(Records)
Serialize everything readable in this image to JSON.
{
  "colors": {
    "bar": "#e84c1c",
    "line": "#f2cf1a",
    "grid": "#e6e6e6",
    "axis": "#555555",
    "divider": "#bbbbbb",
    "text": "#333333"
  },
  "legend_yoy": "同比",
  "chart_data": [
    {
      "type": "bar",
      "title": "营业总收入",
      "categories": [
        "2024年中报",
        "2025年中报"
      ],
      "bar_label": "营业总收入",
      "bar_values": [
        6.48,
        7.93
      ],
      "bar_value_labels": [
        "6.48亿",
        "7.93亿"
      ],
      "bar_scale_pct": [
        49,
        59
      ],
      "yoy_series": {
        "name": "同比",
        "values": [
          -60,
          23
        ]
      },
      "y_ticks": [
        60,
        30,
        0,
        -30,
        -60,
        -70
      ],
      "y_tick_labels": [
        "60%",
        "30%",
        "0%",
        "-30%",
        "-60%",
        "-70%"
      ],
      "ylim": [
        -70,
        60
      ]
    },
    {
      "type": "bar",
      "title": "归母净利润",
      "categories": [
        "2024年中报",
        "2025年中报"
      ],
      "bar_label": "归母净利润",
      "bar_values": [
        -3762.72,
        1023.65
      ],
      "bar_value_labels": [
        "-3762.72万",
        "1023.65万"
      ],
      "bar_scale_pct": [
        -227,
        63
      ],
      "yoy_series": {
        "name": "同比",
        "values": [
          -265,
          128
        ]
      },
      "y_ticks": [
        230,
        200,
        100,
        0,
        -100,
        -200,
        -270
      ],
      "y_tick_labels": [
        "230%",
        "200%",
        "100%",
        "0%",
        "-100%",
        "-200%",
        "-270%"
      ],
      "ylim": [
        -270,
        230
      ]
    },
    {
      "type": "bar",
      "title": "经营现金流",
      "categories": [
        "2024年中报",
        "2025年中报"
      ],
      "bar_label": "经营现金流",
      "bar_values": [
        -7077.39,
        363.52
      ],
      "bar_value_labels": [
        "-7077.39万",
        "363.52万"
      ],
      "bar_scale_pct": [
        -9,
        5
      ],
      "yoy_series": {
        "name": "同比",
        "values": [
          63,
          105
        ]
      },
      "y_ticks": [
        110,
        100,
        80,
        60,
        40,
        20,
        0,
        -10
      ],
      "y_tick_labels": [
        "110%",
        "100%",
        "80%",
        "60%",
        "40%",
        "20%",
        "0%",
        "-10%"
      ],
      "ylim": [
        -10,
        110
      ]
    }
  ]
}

## [Aim]
Repeat the entries above exactly, leaving nothing out.

## [Written reply]
Serialize everything readable in this image to JSON.
{
  "colors": {
    "bar": "#e84c1c",
    "line": "#f2cf1a",
    "grid": "#e6e6e6",
    "axis": "#555555",
    "divider": "#bbbbbb",
    "text": "#333333"
  },
  "legend_yoy": "同比",
  "chart_data": [
    {
      "type": "bar",
      "title": "营业总收入",
      "categories": [
        "2024年中报",
        "2025年中报"
      ],
      "bar_label": "营业总收入",
      "bar_values": [
        6.48,
        7.93
      ],
      "bar_value_labels": [
        "6.48亿",
        "7.93亿"
      ],
      "bar_scale_pct": [
        49,
        59
      ],
      "yoy_series": {
        "name": "同比",
        "values": [
          -60,
          23
        ]
      },
      "y_ticks": [
        60,
        30,
        0,
        -30,
        -60,
        -70
      ],
      "y_tick_labels": [
        "60%",
        "30%",
        "0%",
        "-30%",
        "-60%",
        "-70%"
      ],
      "ylim": [
        -70,
        60
      ]
    },
    {
      "type": "bar",
      "title": "归母净利润",
      "categories": [
        "2024年中报",
        "2025年中报"
      ],
      "bar_label": "归母净利润",
      "bar_values": [
        -3762.72,
        1023.65
      ],
      "bar_value_labels": [
        "-3762.72万",
        "1023.65万"
      ],
      "bar_scale_pct": [
        -227,
        63
      ],
      "yoy_series": {
        "name": "同比",
        "values": [
          -265,
          128
        ]
      },
      "y_ticks": [
        230,
        200,
        100,
        0,
        -100,
        -200,
        -270
      ],
      "y_tick_labels": [
        "230%",
        "200%",
        "100%",
        "0%",
        "-100%",
        "-200%",
        "-270%"
      ],
      "ylim": [
        -270,
        230
      ]
    },
    {
      "type": "bar",
      "title": "经营现金流",
      "categories": [
        "2024年中报",
        "2025年中报"
      ],
      "bar_label": "经营现金流",
      "bar_values": [
        -7077.39,
        363.52
      ],
      "bar_value_labels": [
        "-7077.39万",
        "363.52万"
      ],
      "bar_scale_pct": [
        -9,
        5
      ],
      "yoy_series": {
        "name": "同比",
        "values": [
          63,
          105
        ]
      },
      "y_ticks": [
        110,
        100,
        80,
        60,
        40,
        20,
        0,
        -10
      ],
      "y_tick_labels": [
        "110%",
        "100%",
        "80%",
        "60%",
        "40%",
        "20%",
        "0%",
        "-10%"
      ],
      "ylim": [
        -10,
        110
      ]
    }
  ]
}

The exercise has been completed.